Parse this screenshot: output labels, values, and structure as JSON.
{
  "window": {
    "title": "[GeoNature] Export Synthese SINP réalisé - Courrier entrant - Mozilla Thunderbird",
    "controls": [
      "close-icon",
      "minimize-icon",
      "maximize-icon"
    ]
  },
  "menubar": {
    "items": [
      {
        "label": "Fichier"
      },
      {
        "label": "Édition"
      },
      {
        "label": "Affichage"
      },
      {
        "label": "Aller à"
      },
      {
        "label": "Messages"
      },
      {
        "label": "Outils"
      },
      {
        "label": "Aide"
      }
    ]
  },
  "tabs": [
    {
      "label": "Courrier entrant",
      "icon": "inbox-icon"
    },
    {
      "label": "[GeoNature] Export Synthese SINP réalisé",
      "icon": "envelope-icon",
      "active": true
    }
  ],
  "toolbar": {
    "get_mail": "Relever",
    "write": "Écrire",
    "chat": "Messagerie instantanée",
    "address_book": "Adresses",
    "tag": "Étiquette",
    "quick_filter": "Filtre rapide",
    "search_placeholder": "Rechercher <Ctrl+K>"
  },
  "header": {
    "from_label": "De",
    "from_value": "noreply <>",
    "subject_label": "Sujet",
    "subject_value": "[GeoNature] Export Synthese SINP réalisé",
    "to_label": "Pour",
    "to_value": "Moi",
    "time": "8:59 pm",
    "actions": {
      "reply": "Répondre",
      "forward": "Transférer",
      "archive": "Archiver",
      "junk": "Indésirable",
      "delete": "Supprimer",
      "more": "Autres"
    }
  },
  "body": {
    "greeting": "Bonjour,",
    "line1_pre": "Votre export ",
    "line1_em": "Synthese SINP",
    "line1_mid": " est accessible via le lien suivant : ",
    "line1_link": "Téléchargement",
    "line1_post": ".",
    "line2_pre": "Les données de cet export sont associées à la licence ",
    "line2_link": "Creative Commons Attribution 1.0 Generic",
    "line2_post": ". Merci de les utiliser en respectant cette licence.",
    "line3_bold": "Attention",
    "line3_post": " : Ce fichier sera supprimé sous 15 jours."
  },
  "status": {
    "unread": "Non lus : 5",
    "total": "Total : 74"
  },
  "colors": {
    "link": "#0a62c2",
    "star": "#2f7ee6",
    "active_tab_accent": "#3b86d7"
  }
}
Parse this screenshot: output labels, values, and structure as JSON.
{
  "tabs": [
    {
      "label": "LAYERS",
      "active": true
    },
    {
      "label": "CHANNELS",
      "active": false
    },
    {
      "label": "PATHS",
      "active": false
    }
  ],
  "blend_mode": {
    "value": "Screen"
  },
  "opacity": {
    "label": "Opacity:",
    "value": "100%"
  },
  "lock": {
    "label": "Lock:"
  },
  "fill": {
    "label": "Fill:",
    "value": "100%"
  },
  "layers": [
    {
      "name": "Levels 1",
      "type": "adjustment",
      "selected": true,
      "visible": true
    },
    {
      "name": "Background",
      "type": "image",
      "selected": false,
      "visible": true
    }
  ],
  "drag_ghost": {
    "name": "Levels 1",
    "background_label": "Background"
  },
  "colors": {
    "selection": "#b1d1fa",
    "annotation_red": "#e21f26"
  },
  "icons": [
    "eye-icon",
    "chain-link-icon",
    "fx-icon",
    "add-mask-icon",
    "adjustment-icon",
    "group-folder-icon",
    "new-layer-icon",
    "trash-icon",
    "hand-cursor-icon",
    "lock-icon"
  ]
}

* Job
Each line above must be reproduced exactly as it stands.

* Answer
Parse this screenshot: output labels, values, and structure as JSON.
{
  "window": {
    "title": "[GeoNature] Export Synthese SINP réalisé - Courrier entrant - Mozilla Thunderbird",
    "controls": [
      "close-icon",
      "minimize-icon",
      "maximize-icon"
    ]
  },
  "menubar": {
    "items": [
      {
        "label": "Fichier"
      },
      {
        "label": "Édition"
      },
      {
        "label": "Affichage"
      },
      {
        "label": "Aller à"
      },
      {
        "label": "Messages"
      },
      {
        "label": "Outils"
      },
      {
        "label": "Aide"
      }
    ]
  },
  "tabs": [
    {
      "label": "Courrier entrant",
      "icon": "inbox-icon"
    },
    {
      "label": "[GeoNature] Export Synthese SINP réalisé",
      "icon": "envelope-icon",
      "active": true
    }
  ],
  "toolbar": {
    "get_mail": "Relever",
    "write": "Écrire",
    "chat": "Messagerie instantanée",
    "address_book": "Adresses",
    "tag": "Étiquette",
    "quick_filter": "Filtre rapide",
    "search_placeholder": "Rechercher <Ctrl+K>"
  },
  "header": {
    "from_label": "De",
    "from_value": "noreply <>",
    "subject_label": "Sujet",
    "subject_value": "[GeoNature] Export Synthese SINP réalisé",
    "to_label": "Pour",
    "to_value": "Moi",
    "time": "8:59 pm",
    "actions": {
      "reply": "Répondre",
      "forward": "Transférer",
      "archive": "Archiver",
      "junk": "Indésirable",
      "delete": "Supprimer",
      "more": "Autres"
    }
  },
  "body": {
    "greeting": "Bonjour,",
    "line1_pre": "Votre export ",
    "line1_em": "Synthese SINP",
    "line1_mid": " est accessible via le lien suivant : ",
    "line1_link": "Téléchargement",
    "line1_post": ".",
    "line2_pre": "Les données de cet export sont associées à la licence ",
    "line2_link": "Creative Commons Attribution 1.0 Generic",
    "line2_post": ". Merci de les utiliser en respectant cette licence.",
    "line3_bold": "Attention",
    "line3_post": " : Ce fichier sera supprimé sous 15 jours."
  },
  "status": {
    "unread": "Non lus : 5",
    "total": "Total : 74"
  },
  "colors": {
    "link": "#0a62c2",
    "star": "#2f7ee6",
    "active_tab_accent": "#3b86d7"
  }
}
Parse this screenshot: output labels, values, and structure as JSON.
{
  "tabs": [
    {
      "label": "LAYERS",
      "active": true
    },
    {
      "label": "CHANNELS",
      "active": false
    },
    {
      "label": "PATHS",
      "active": false
    }
  ],
  "blend_mode": {
    "value": "Screen"
  },
  "opacity": {
    "label": "Opacity:",
    "value": "100%"
  },
  "lock": {
    "label": "Lock:"
  },
  "fill": {
    "label": "Fill:",
    "value": "100%"
  },
  "layers": [
    {
      "name": "Levels 1",
      "type": "adjustment",
      "selected": true,
      "visible": true
    },
    {
      "name": "Background",
      "type": "image",
      "selected": false,
      "visible": true
    }
  ],
  "drag_ghost": {
    "name": "Levels 1",
    "background_label": "Background"
  },
  "colors": {
    "selection": "#b1d1fa",
    "annotation_red": "#e21f26"
  },
  "icons": [
    "eye-icon",
    "chain-link-icon",
    "fx-icon",
    "add-mask-icon",
    "adjustment-icon",
    "group-folder-icon",
    "new-layer-icon",
    "trash-icon",
    "hand-cursor-icon",
    "lock-icon"
  ]
}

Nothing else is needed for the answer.